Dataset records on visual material
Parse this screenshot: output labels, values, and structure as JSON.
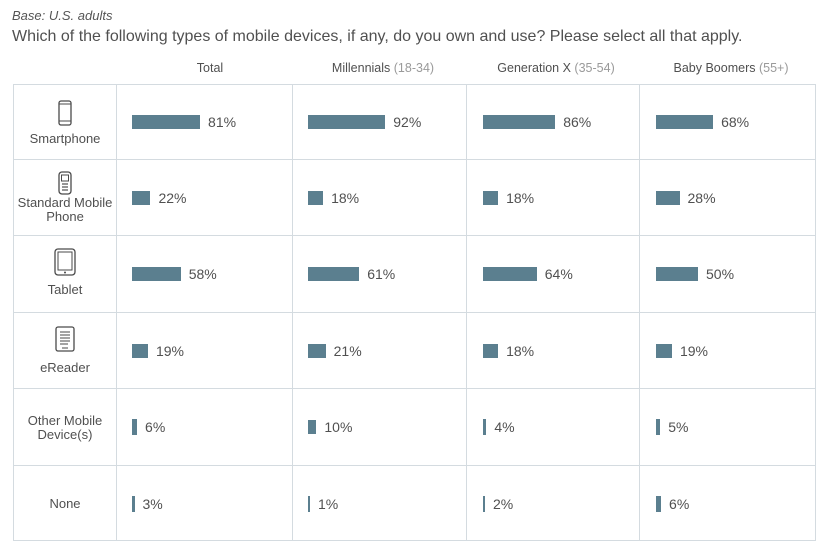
{
  "header": {
    "base": "Base: U.S. adults",
    "question": "Which of the following types of mobile devices, if any, do you own and use? Please select all that apply."
  },
  "columns": [
    {
      "name": "Total",
      "sub": ""
    },
    {
      "name": "Millennials",
      "sub": "(18-34)"
    },
    {
      "name": "Generation X",
      "sub": "(35-54)"
    },
    {
      "name": "Baby Boomers",
      "sub": "(55+)"
    }
  ],
  "rows": [
    {
      "label": "Smartphone",
      "icon": "smartphone-icon"
    },
    {
      "label": "Standard Mobile Phone",
      "icon": "mobile-phone-icon"
    },
    {
      "label": "Tablet",
      "icon": "tablet-icon"
    },
    {
      "label": "eReader",
      "icon": "ereader-icon"
    },
    {
      "label": "Other Mobile Device(s)",
      "icon": ""
    },
    {
      "label": "None",
      "icon": ""
    }
  ],
  "colors": {
    "bar": "#5b7f8f",
    "grid": "#d4dbe0",
    "icon": "#4a4a4a"
  },
  "chart_data": {
    "type": "bar",
    "orientation": "horizontal",
    "categories": [
      "Smartphone",
      "Standard Mobile Phone",
      "Tablet",
      "eReader",
      "Other Mobile Device(s)",
      "None"
    ],
    "series": [
      {
        "name": "Total",
        "values": [
          81,
          22,
          58,
          19,
          6,
          3
        ]
      },
      {
        "name": "Millennials (18-34)",
        "values": [
          92,
          18,
          61,
          21,
          10,
          1
        ]
      },
      {
        "name": "Generation X (35-54)",
        "values": [
          86,
          18,
          64,
          18,
          4,
          2
        ]
      },
      {
        "name": "Baby Boomers (55+)",
        "values": [
          68,
          28,
          50,
          19,
          5,
          6
        ]
      }
    ],
    "value_suffix": "%",
    "xlim": [
      0,
      100
    ]
  }
}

* _PROBLEM REQUIREMENTS_
Copy down every line of the entries containing the word "Other".

* _THE RESULT_
      "label": "Other Mobile Device(s)",
      "Other Mobile Device(s)",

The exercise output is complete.